* PROBLEM *
Determine which lines of the records include the word "text", and copy them.

(Dataset listings of figures)

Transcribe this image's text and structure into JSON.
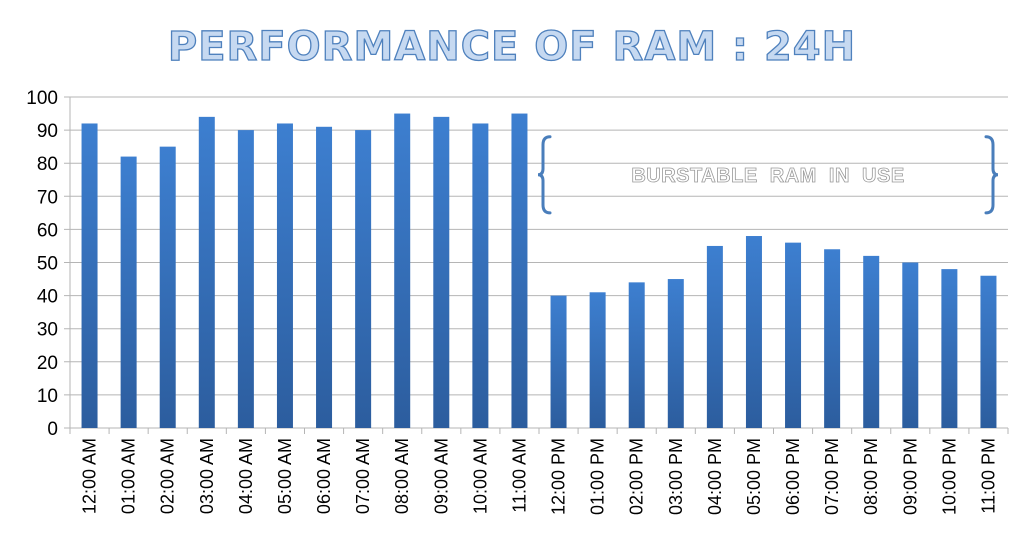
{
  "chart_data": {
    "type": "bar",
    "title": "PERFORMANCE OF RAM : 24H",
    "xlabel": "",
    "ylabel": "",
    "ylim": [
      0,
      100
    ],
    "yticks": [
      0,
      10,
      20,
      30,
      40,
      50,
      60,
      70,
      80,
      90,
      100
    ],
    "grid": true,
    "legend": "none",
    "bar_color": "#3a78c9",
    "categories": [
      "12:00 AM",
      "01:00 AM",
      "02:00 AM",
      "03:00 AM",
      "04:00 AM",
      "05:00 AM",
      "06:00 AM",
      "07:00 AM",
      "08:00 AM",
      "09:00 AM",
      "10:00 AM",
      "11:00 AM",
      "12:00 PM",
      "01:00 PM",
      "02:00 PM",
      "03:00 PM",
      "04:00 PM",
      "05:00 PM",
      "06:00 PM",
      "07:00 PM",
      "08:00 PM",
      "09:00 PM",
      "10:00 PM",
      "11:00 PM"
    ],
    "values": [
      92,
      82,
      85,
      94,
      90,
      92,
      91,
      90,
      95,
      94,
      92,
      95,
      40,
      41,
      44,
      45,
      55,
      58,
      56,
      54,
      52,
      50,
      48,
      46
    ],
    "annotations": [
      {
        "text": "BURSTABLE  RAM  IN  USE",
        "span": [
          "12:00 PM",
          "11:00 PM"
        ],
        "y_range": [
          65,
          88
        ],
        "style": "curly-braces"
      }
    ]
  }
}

* FULL OUTPUT *
Transcribe this image's text and structure into JSON.
        "text": "BURSTABLE  RAM  IN  USE",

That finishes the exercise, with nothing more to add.